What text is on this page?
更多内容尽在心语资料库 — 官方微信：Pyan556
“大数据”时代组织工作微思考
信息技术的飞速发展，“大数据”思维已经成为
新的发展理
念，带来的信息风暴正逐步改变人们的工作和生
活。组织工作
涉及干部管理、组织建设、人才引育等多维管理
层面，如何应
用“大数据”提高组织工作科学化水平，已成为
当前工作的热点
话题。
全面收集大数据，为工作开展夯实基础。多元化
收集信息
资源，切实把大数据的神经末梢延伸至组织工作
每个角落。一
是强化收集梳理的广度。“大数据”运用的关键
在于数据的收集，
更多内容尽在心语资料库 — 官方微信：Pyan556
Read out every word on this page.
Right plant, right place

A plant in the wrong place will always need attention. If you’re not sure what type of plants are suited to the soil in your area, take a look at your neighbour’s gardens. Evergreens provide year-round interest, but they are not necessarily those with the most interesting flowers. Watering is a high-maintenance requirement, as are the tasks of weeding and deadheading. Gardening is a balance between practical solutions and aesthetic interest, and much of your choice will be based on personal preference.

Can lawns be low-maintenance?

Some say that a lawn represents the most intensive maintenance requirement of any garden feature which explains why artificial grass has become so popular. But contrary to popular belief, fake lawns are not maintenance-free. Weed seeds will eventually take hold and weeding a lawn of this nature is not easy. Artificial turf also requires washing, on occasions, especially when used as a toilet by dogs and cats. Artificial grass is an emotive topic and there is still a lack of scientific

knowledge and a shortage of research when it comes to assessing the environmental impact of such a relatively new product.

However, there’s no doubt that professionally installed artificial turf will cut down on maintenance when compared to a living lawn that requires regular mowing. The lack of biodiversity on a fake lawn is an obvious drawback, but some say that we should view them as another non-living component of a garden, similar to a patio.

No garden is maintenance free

- SHORT TASK
Each line above is to be repeated exactly.

- IN RESPONSE
What text is on this page?
更多内容尽在心语资料库 — 官方微信：Pyan556
“大数据”时代组织工作微思考
信息技术的飞速发展，“大数据”思维已经成为
新的发展理
念，带来的信息风暴正逐步改变人们的工作和生
活。组织工作
涉及干部管理、组织建设、人才引育等多维管理
层面，如何应
用“大数据”提高组织工作科学化水平，已成为
当前工作的热点
话题。
全面收集大数据，为工作开展夯实基础。多元化
收集信息
资源，切实把大数据的神经末梢延伸至组织工作
每个角落。一
是强化收集梳理的广度。“大数据”运用的关键
在于数据的收集，
更多内容尽在心语资料库 — 官方微信：Pyan556
Read out every word on this page.
Right plant, right place

A plant in the wrong place will always need attention. If you’re not sure what type of plants are suited to the soil in your area, take a look at your neighbour’s gardens. Evergreens provide year-round interest, but they are not necessarily those with the most interesting flowers. Watering is a high-maintenance requirement, as are the tasks of weeding and deadheading. Gardening is a balance between practical solutions and aesthetic interest, and much of your choice will be based on personal preference.

Can lawns be low-maintenance?

Some say that a lawn represents the most intensive maintenance requirement of any garden feature which explains why artificial grass has become so popular. But contrary to popular belief, fake lawns are not maintenance-free. Weed seeds will eventually take hold and weeding a lawn of this nature is not easy. Artificial turf also requires washing, on occasions, especially when used as a toilet by dogs and cats. Artificial grass is an emotive topic and there is still a lack of scientific

knowledge and a shortage of research when it comes to assessing the environmental impact of such a relatively new product.

However, there’s no doubt that professionally installed artificial turf will cut down on maintenance when compared to a living lawn that requires regular mowing. The lack of biodiversity on a fake lawn is an obvious drawback, but some say that we should view them as another non-living component of a garden, similar to a patio.

No garden is maintenance free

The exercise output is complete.